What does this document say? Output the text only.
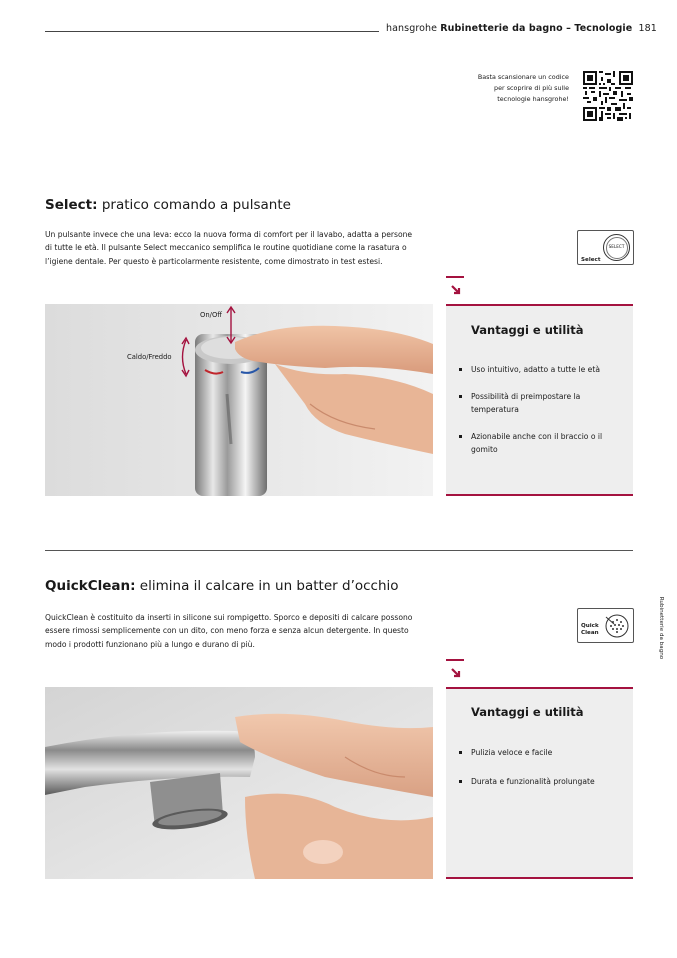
hansgrohe Rubinetterie da bagno – Tecnologie 181
Basta scansionare un codice
per scoprire di più sulle
tecnologie hansgrohe!
Select: pratico comando a pulsante
Un pulsante invece che una leva: ecco la nuova forma di comfort per il lavabo, adatta a persone
di tutte le età. Il pulsante Select meccanico semplifica le routine quotidiane come la rasatura o
l’igiene dentale. Per questo è particolarmente resistente, come dimostrato in test estesi.
SELECT
Select
On/Off
Caldo/Freddo
Vantaggi e utilità
Uso intuitivo, adatto a tutte le età
Possibilità di preimpostare la temperatura
Azionabile anche con il braccio o il gomito
QuickClean: elimina il calcare in un batter d’occhio
QuickClean è costituito da inserti in silicone sui rompigetto. Sporco e depositi di calcare possono
essere rimossi semplicemente con un dito, con meno forza e senza alcun detergente. In questo
modo i prodotti funzionano più a lungo e durano di più.
Quick
Clean
Vantaggi e utilità
Pulizia veloce e facile
Durata e funzionalità prolungate
Rubinetterie da bagno
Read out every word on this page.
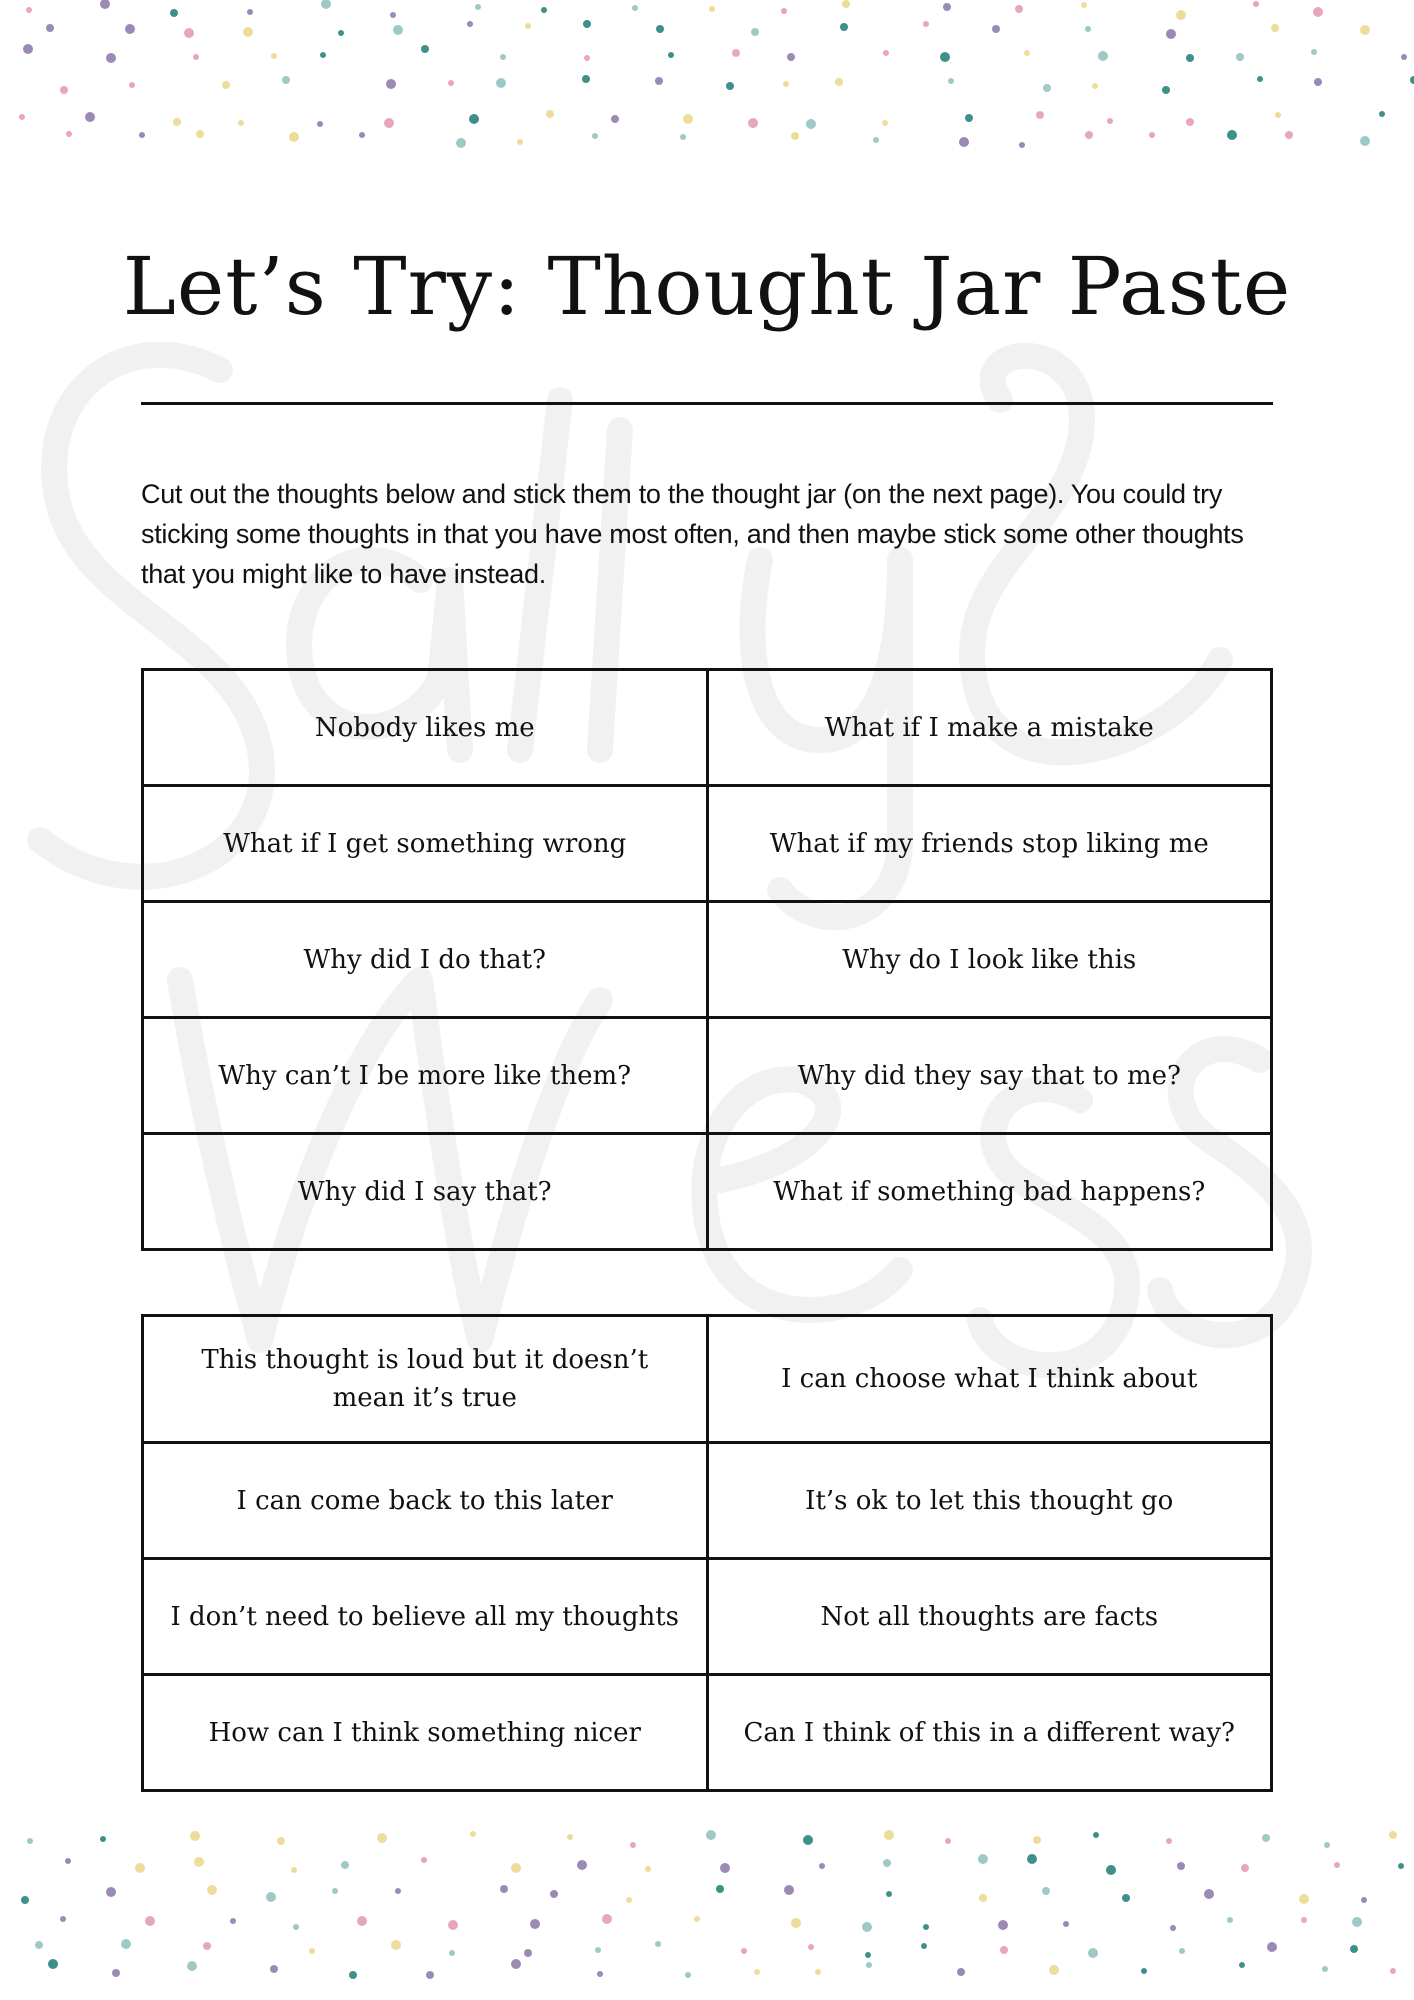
Let’s Try: Thought Jar Paste

Cut out the thoughts below and stick them to the thought jar (on the next page). You could try sticking some thoughts in that you have most often, and then maybe stick some other thoughts that you might like to have instead.

Nobody likes me	What if I make a mistake
What if I get something wrong	What if my friends stop liking me
Why did I do that?	Why do I look like this
Why can’t I be more like them?	Why did they say that to me?
Why did I say that?	What if something bad happens?
This thought is loud but it doesn’t mean it’s true	I can choose what I think about
I can come back to this later	It’s ok to let this thought go
I don’t need to believe all my thoughts	Not all thoughts are facts
How can I think something nicer	Can I think of this in a different way?
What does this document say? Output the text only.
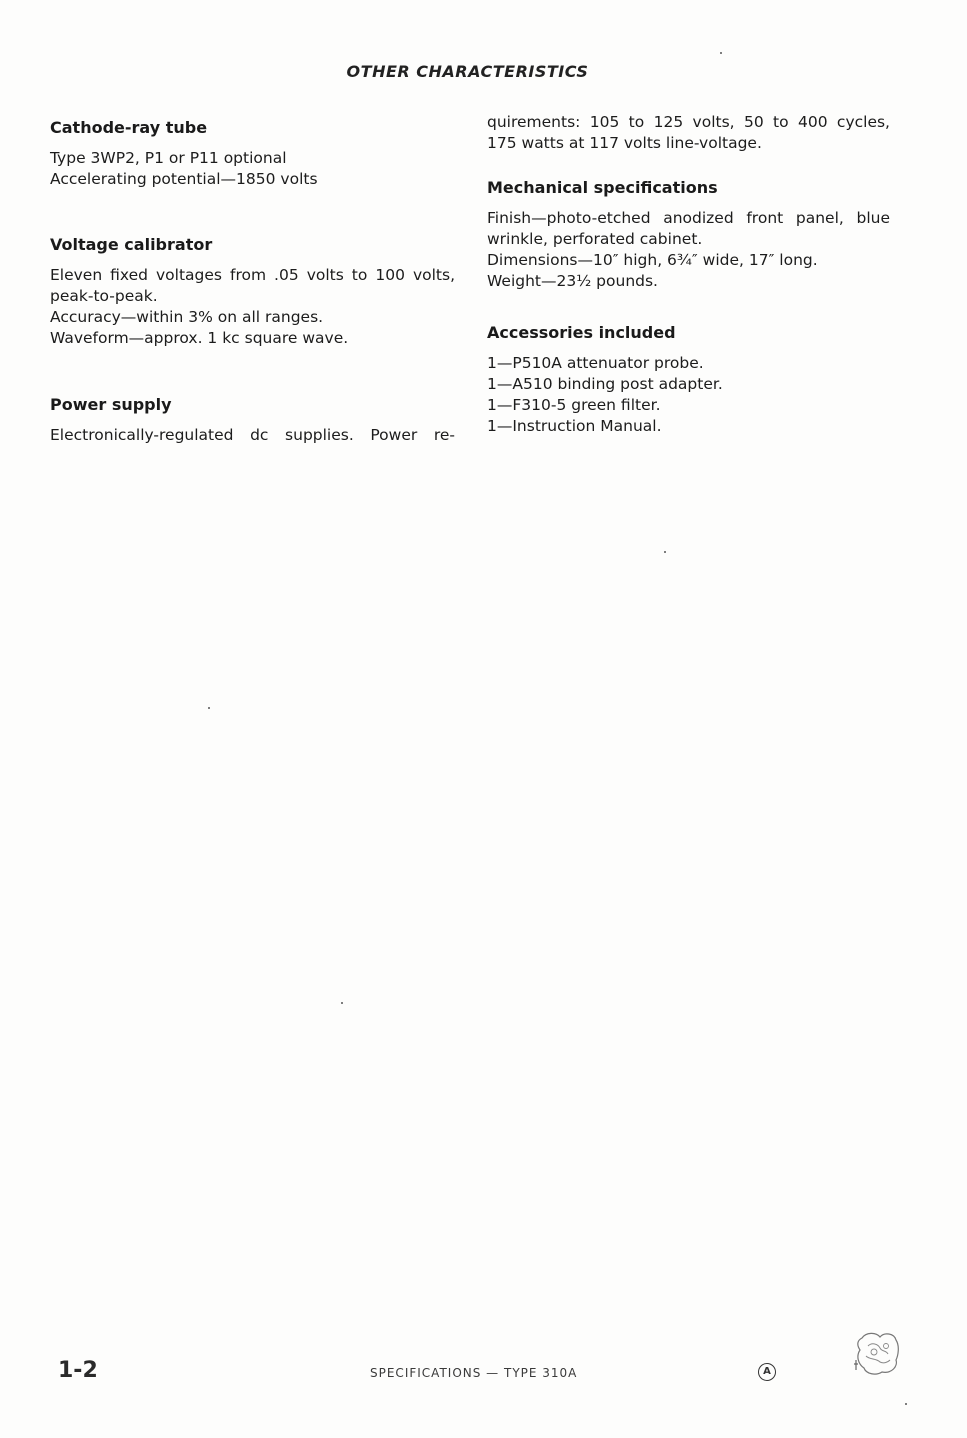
OTHER CHARACTERISTICS
Cathode-ray tube
Type 3WP2, P1 or P11 optional
Accelerating potential—1850 volts
Voltage calibrator
Eleven fixed voltages from .05 volts to 100 volts,
peak-to-peak.
Accuracy—within 3% on all ranges.
Waveform—approx. 1 kc square wave.
Power supply
Electronically-regulated dc supplies. Power re-
quirements: 105 to 125 volts, 50 to 400 cycles,
175 watts at 117 volts line-voltage.
Mechanical specifications
Finish—photo-etched anodized front panel, blue
wrinkle, perforated cabinet.
Dimensions—10″ high, 6¾″ wide, 17″ long.
Weight—23½ pounds.
Accessories included
1—P510A attenuator probe.
1—A510 binding post adapter.
1—F310-5 green filter.
1—Instruction Manual.
1-2	SPECIFICATIONS — TYPE 310A	A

---

*BRIEF*: The records above need to be given again exactly. Omit the pictures.

*FULL RESPONSE*:
What does this document say? Output the text only.
hansgrohe Rubinetterie da bagno – Tecnologie 181
Basta scansionare un codice
per scoprire di più sulle
tecnologie hansgrohe!
Select: pratico comando a pulsante
Un pulsante invece che una leva: ecco la nuova forma di comfort per il lavabo, adatta a persone
di tutte le età. Il pulsante Select meccanico semplifica le routine quotidiane come la rasatura o
l’igiene dentale. Per questo è particolarmente resistente, come dimostrato in test estesi.
SELECT
Select
On/Off
Caldo/Freddo
Vantaggi e utilità
Uso intuitivo, adatto a tutte le età
Possibilità di preimpostare la temperatura
Azionabile anche con il braccio o il gomito
QuickClean: elimina il calcare in un batter d’occhio
QuickClean è costituito da inserti in silicone sui rompigetto. Sporco e depositi di calcare possono
essere rimossi semplicemente con un dito, con meno forza e senza alcun detergente. In questo
modo i prodotti funzionano più a lungo e durano di più.
Quick
Clean
Vantaggi e utilità
Pulizia veloce e facile
Durata e funzionalità prolungate
Rubinetterie da bagno
Read out every word on this page.
Let’s Try: Thought Jar Paste

Cut out the thoughts below and stick them to the thought jar (on the next page). You could try sticking some thoughts in that you have most often, and then maybe stick some other thoughts that you might like to have instead.

Nobody likes me	What if I make a mistake
What if I get something wrong	What if my friends stop liking me
Why did I do that?	Why do I look like this
Why can’t I be more like them?	Why did they say that to me?
Why did I say that?	What if something bad happens?
This thought is loud but it doesn’t mean it’s true	I can choose what I think about
I can come back to this later	It’s ok to let this thought go
I don’t need to believe all my thoughts	Not all thoughts are facts
How can I think something nicer	Can I think of this in a different way?
What does this document say? Output the text only.
OTHER CHARACTERISTICS
Cathode-ray tube
Type 3WP2, P1 or P11 optional
Accelerating potential—1850 volts
Voltage calibrator
Eleven fixed voltages from .05 volts to 100 volts,
peak-to-peak.
Accuracy—within 3% on all ranges.
Waveform—approx. 1 kc square wave.
Power supply
Electronically-regulated dc supplies. Power re-
quirements: 105 to 125 volts, 50 to 400 cycles,
175 watts at 117 volts line-voltage.
Mechanical specifications
Finish—photo-etched anodized front panel, blue
wrinkle, perforated cabinet.
Dimensions—10″ high, 6¾″ wide, 17″ long.
Weight—23½ pounds.
Accessories included
1—P510A attenuator probe.
1—A510 binding post adapter.
1—F310-5 green filter.
1—Instruction Manual.
1-2	SPECIFICATIONS — TYPE 310A	A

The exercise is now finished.